■ **Short task**
Count every line below in which "prowincji" occurs, then give only the count.
[Start of Entries supplied]
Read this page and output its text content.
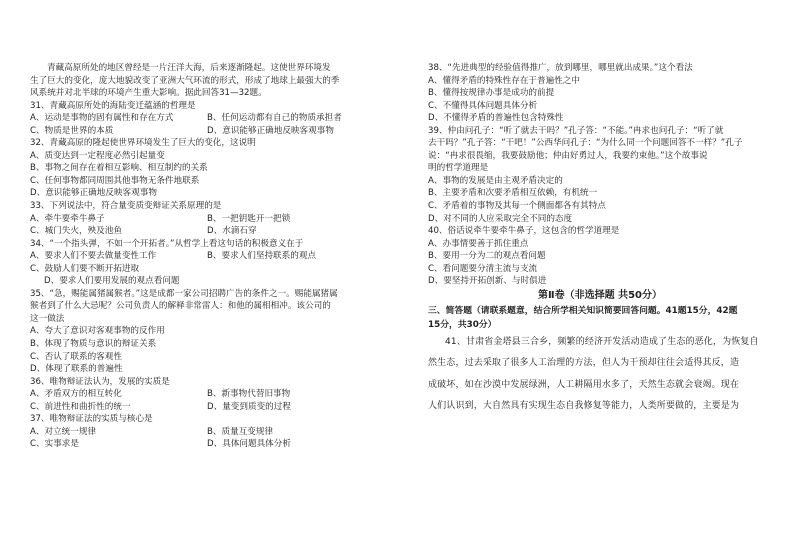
青藏高原所处的地区曾经是一片汪洋大海，后来逐渐隆起。这使世界环境发
生了巨大的变化，庞大地貌改变了亚洲大气环流的形式，形成了地球上最强大的季
风系统并对北半球的环境产生重大影响。据此回答31—32题。
31、青藏高原所处的海陆变迁蕴涵的哲理是
A、运动是事物的固有属性和存在方式	B、任何运动都有自己的物质承担者
C、物质是世界的本质	D、意识能够正确地反映客观事物
32、青藏高原的隆起使世界环境发生了巨大的变化，这说明
A、质变达到一定程度必然引起量变
B、事物之间存在着相互影响、相互制约的关系
C、任何事物都同周围其他事物无条件地联系
D、意识能够正确地反映客观事物
33、下列说法中，符合量变质变辩证关系原理的是
A、牵牛要牵牛鼻子	B、一把钥匙开一把锁
C、城门失火，殃及池鱼	D、水滴石穿
34、“一个指头弹，不如一个开拓者。”从哲学上看这句话的积极意义在于
A、要求人们不要去做量变性工作	B、要求人们坚持联系的观点
C、鼓励人们要不断开拓进取
D、要求人们要用发展的观点看问题
35、“急，赐能属猪属猴者。”这是成都一家公司招聘广告的条件之一。赐能属猪属
猴者到了什么大忌呢？公司负责人的解释非常雷人：和他的属相相冲。该公司的
这一做法
A、夸大了意识对客观事物的反作用
B、体现了物质与意识的辩证关系
C、否认了联系的客观性
D、体现了联系的普遍性
36、唯物辩证法认为，发展的实质是
A、矛盾双方的相互转化	B、新事物代替旧事物
C、前进性和曲折性的统一	D、量变到质变的过程
37、唯物辩证法的实质与核心是
A、对立统一规律	B、质量互变规律
C、实事求是	D、具体问题具体分析
38、“先进典型的经验值得推广，放到哪里，哪里就出成果。”这个看法
A、懂得矛盾的特殊性存在于普遍性之中
B、懂得按规律办事是成功的前提
C、不懂得具体问题具体分析
D、不懂得矛盾的普遍性包含特殊性
39、仲由问孔子：“听了就去干吗？”孔子答：“不能。”冉求也问孔子：“听了就
去干吗？”孔子答：“干吧！”公西华问孔子：“为什么同一个问题回答不一样？”孔子
说：“冉求很畏缩，我要鼓励他；仲由好勇过人，我要约束他。”这个故事说
明的哲学道理是
A、事物的发展是由主观矛盾决定的
B、主要矛盾和次要矛盾相互依赖，有机统一
C、矛盾着的事物及其每一个侧面都各有其特点
D、对不同的人应采取完全不同的态度
40、俗话说牵牛要牵牛鼻子，这包含的哲学道理是
A、办事情要善于抓住重点
B、要用一分为二的观点看问题
C、看问题要分清主流与支流
D、要坚持开拓创新、与时俱进
第Ⅱ卷（非选择题 共50分）
三、简答题（请联系题意，结合所学相关知识简要回答问题。41题15分，42题
15分，共30分）
41、甘肃省金塔县三合乡，频繁的经济开发活动造成了生态的恶化，为恢复自
然生态，过去采取了很多人工治理的方法，但人为干预却往往会适得其反，造
成破坏，如在沙漠中发展绿洲，人工耕隔用水多了，天然生态就会衰竭。现在
人们认识到，大自然具有实现生态自我修复等能力，人类所要做的，主要是为
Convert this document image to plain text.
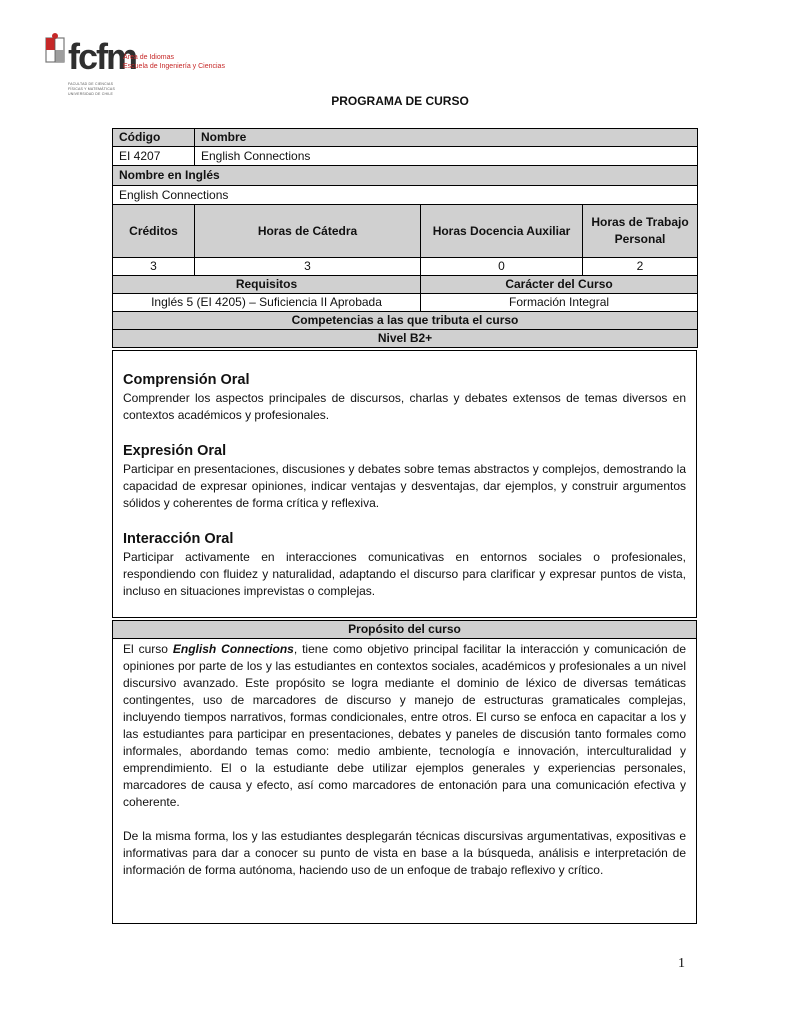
fcfm
Área de Idiomas
Escuela de Ingeniería y Ciencias
FACULTAD DE CIENCIAS
FÍSICAS Y MATEMÁTICAS
UNIVERSIDAD DE CHILE	PROGRAMA DE CURSO
Código	Nombre		
EI 4207	English Connections		
Nombre en Inglés			
English Connections			
Créditos	Horas de Cátedra	Horas Docencia Auxiliar	Horas de Trabajo Personal
3	3	0	2
Requisitos		Carácter del Curso	
Inglés 5 (EI 4205) – Suficiencia II Aprobada		Formación Integral	
Competencias a las que tributa el curso			
Nivel B2+			
Comprensión Oral

Comprender los aspectos principales de discursos, charlas y debates extensos de temas diversos en contextos académicos y profesionales.

Expresión Oral

Participar en presentaciones, discusiones y debates sobre temas abstractos y complejos, demostrando la capacidad de expresar opiniones, indicar ventajas y desventajas, dar ejemplos, y construir argumentos sólidos y coherentes de forma crítica y reflexiva.

Interacción Oral

Participar activamente en interacciones comunicativas en entornos sociales o profesionales, respondiendo con fluidez y naturalidad, adaptando el discurso para clarificar y expresar puntos de vista, incluso en situaciones imprevistas o complejas.

Propósito del curso

El curso English Connections, tiene como objetivo principal facilitar la interacción y comunicación de opiniones por parte de los y las estudiantes en contextos sociales, académicos y profesionales a un nivel discursivo avanzado. Este propósito se logra mediante el dominio de léxico de diversas temáticas contingentes, uso de marcadores de discurso y manejo de estructuras gramaticales complejas, incluyendo tiempos narrativos, formas condicionales, entre otros. El curso se enfoca en capacitar a los y las estudiantes para participar en presentaciones, debates y paneles de discusión tanto formales como informales, abordando temas como: medio ambiente, tecnología e innovación, interculturalidad y emprendimiento. El o la estudiante debe utilizar ejemplos generales y experiencias personales, marcadores de causa y efecto, así como marcadores de entonación para una comunicación efectiva y coherente.

De la misma forma, los y las estudiantes desplegarán técnicas discursivas argumentativas, expositivas e informativas para dar a conocer su punto de vista en base a la búsqueda, análisis e interpretación de información de forma autónoma, haciendo uso de un enfoque de trabajo reflexivo y crítico.

1
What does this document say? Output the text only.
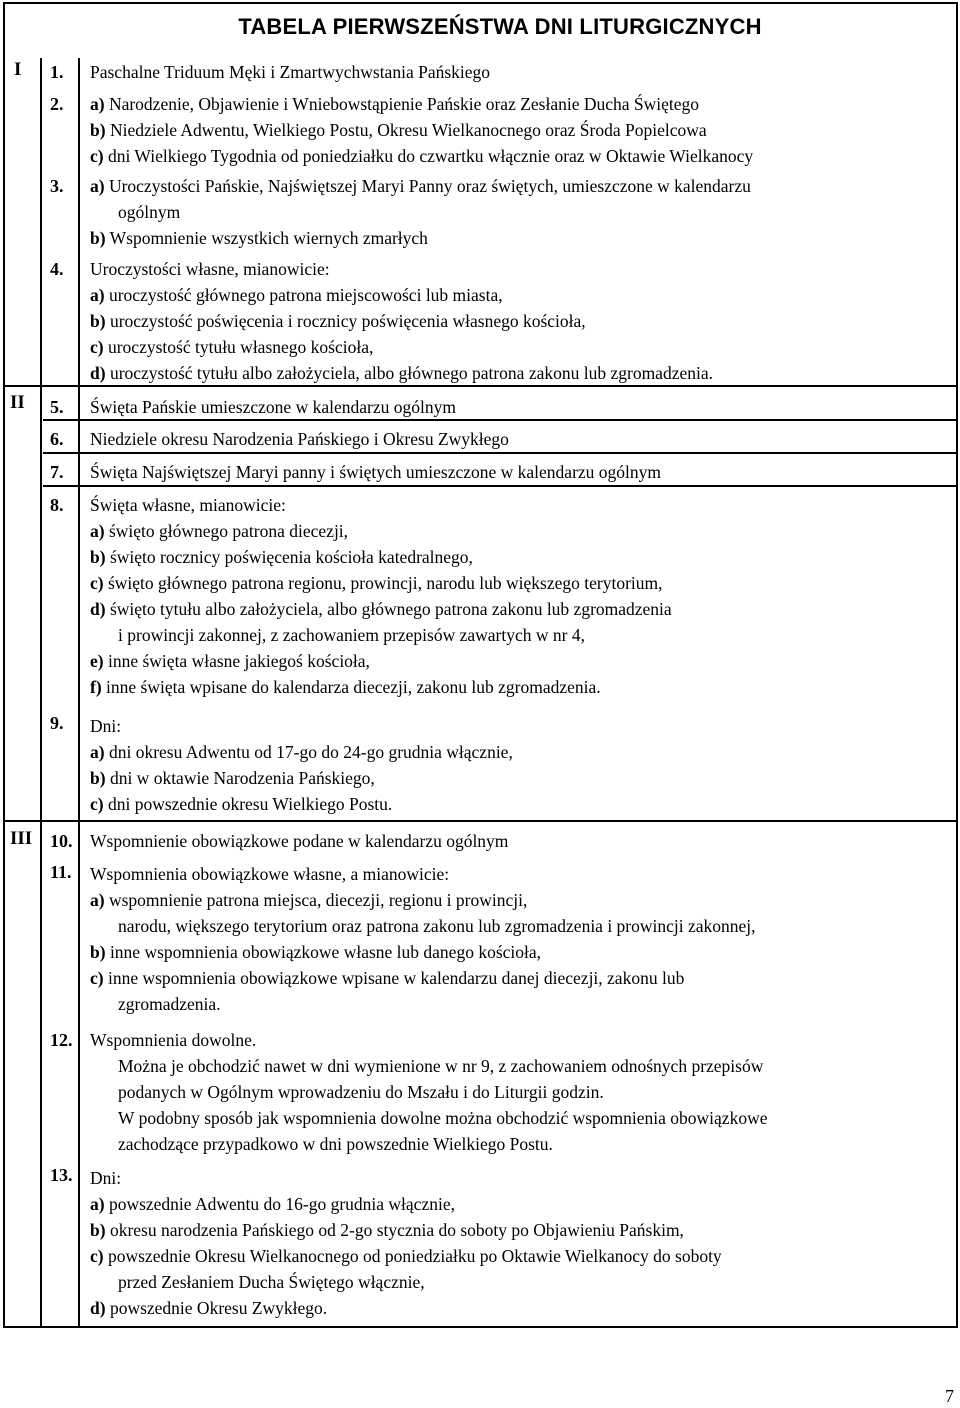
TABELA PIERWSZEŃSTWA DNI LITURGICZNYCH
I
II
III
1. Paschalne Triduum Męki i Zmartwychwstania Pańskiego
2. a) Narodzenie, Objawienie i Wniebowstąpienie Pańskie oraz Zesłanie Ducha Świętego
b) Niedziele Adwentu, Wielkiego Postu, Okresu Wielkanocnego oraz Środa Popielcowa
c) dni Wielkiego Tygodnia od poniedziałku do czwartku włącznie oraz w Oktawie Wielkanocy
3. a) Uroczystości Pańskie, Najświętszej Maryi Panny oraz świętych, umieszczone w kalendarzu
ogólnym
b) Wspomnienie wszystkich wiernych zmarłych
4. Uroczystości własne, mianowicie:
a) uroczystość głównego patrona miejscowości lub miasta,
b) uroczystość poświęcenia i rocznicy poświęcenia własnego kościoła,
c) uroczystość tytułu własnego kościoła,
d) uroczystość tytułu albo założyciela, albo głównego patrona zakonu lub zgromadzenia.
5. Święta Pańskie umieszczone w kalendarzu ogólnym
6. Niedziele okresu Narodzenia Pańskiego i Okresu Zwykłego
7. Święta Najświętszej Maryi panny i świętych umieszczone w kalendarzu ogólnym
8. Święta własne, mianowicie:
a) święto głównego patrona diecezji,
b) święto rocznicy poświęcenia kościoła katedralnego,
c) święto głównego patrona regionu, prowincji, narodu lub większego terytorium,
d) święto tytułu albo założyciela, albo głównego patrona zakonu lub zgromadzenia
i prowincji zakonnej, z zachowaniem przepisów zawartych w nr 4,
e) inne święta własne jakiegoś kościoła,
f) inne święta wpisane do kalendarza diecezji, zakonu lub zgromadzenia.
9. Dni:
a) dni okresu Adwentu od 17-go do 24-go grudnia włącznie,
b) dni w oktawie Narodzenia Pańskiego,
c) dni powszednie okresu Wielkiego Postu.
10. Wspomnienie obowiązkowe podane w kalendarzu ogólnym
11. Wspomnienia obowiązkowe własne, a mianowicie:
a) wspomnienie patrona miejsca, diecezji, regionu i prowincji,
narodu, większego terytorium oraz patrona zakonu lub zgromadzenia i prowincji zakonnej,
b) inne wspomnienia obowiązkowe własne lub danego kościoła,
c) inne wspomnienia obowiązkowe wpisane w kalendarzu danej diecezji, zakonu lub
zgromadzenia.
12. Wspomnienia dowolne.
Można je obchodzić nawet w dni wymienione w nr 9, z zachowaniem odnośnych przepisów
podanych w Ogólnym wprowadzeniu do Mszału i do Liturgii godzin.
W podobny sposób jak wspomnienia dowolne można obchodzić wspomnienia obowiązkowe
zachodzące przypadkowo w dni powszednie Wielkiego Postu.
13. Dni:
a) powszednie Adwentu do 16-go grudnia włącznie,
b) okresu narodzenia Pańskiego od 2-go stycznia do soboty po Objawieniu Pańskim,
c) powszednie Okresu Wielkanocnego od poniedziałku po Oktawie Wielkanocy do soboty
przed Zesłaniem Ducha Świętego włącznie,
d) powszednie Okresu Zwykłego.
7
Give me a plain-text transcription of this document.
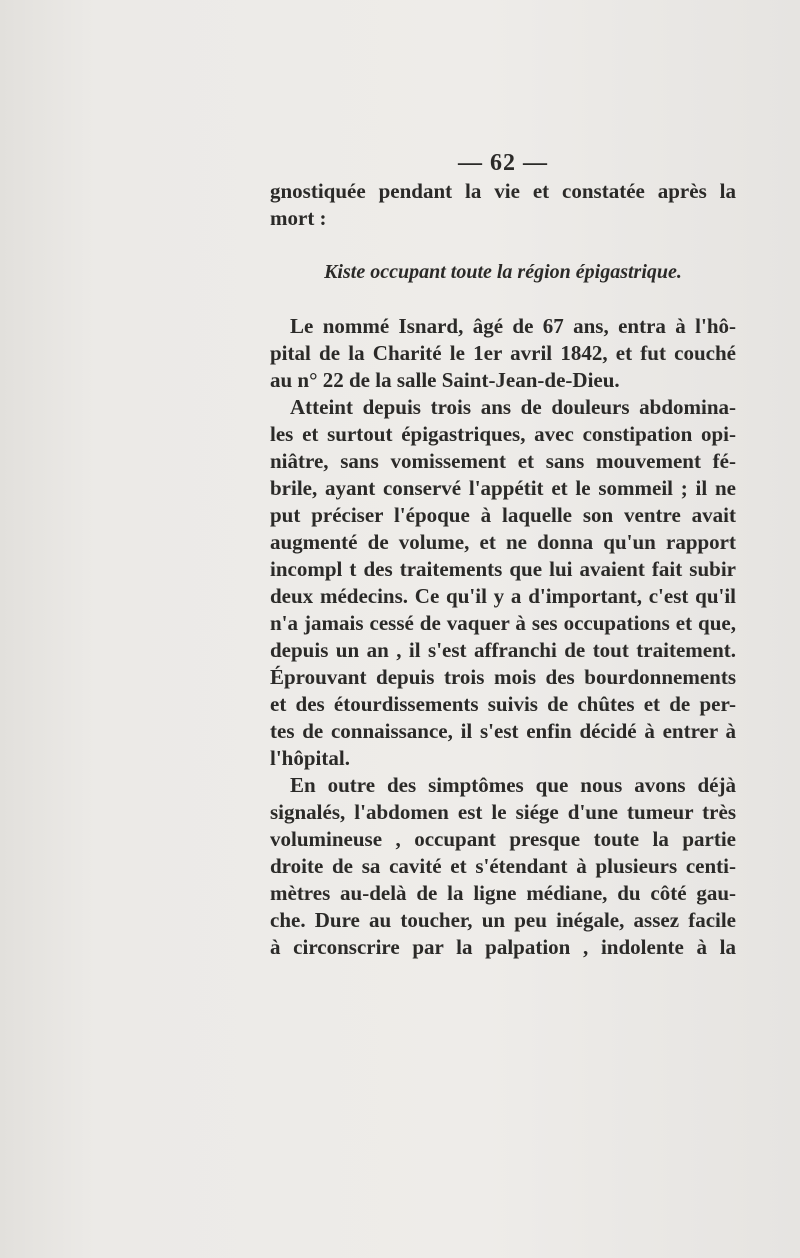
— 62 —
gnostiquée pendant la vie et constatée après la
mort :
Kiste occupant toute la région épigastrique.
Le nommé Isnard, âgé de 67 ans, entra à l'hô-
pital de la Charité le 1er avril 1842, et fut couché
au n° 22 de la salle Saint-Jean-de-Dieu.
Atteint depuis trois ans de douleurs abdomina-
les et surtout épigastriques, avec constipation opi-
niâtre, sans vomissement et sans mouvement fé-
brile, ayant conservé l'appétit et le sommeil ; il ne
put préciser l'époque à laquelle son ventre avait
augmenté de volume, et ne donna qu'un rapport
incompl t des traitements que lui avaient fait subir
deux médecins. Ce qu'il y a d'important, c'est qu'il
n'a jamais cessé de vaquer à ses occupations et que,
depuis un an , il s'est affranchi de tout traitement.
Éprouvant depuis trois mois des bourdonnements
et des étourdissements suivis de chûtes et de per-
tes de connaissance, il s'est enfin décidé à entrer à
l'hôpital.
En outre des simptômes que nous avons déjà
signalés, l'abdomen est le siége d'une tumeur très
volumineuse , occupant presque toute la partie
droite de sa cavité et s'étendant à plusieurs centi-
mètres au-delà de la ligne médiane, du côté gau-
che. Dure au toucher, un peu inégale, assez facile
à circonscrire par la palpation , indolente à la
[End of Entries supplied]
■ **The completed task**
4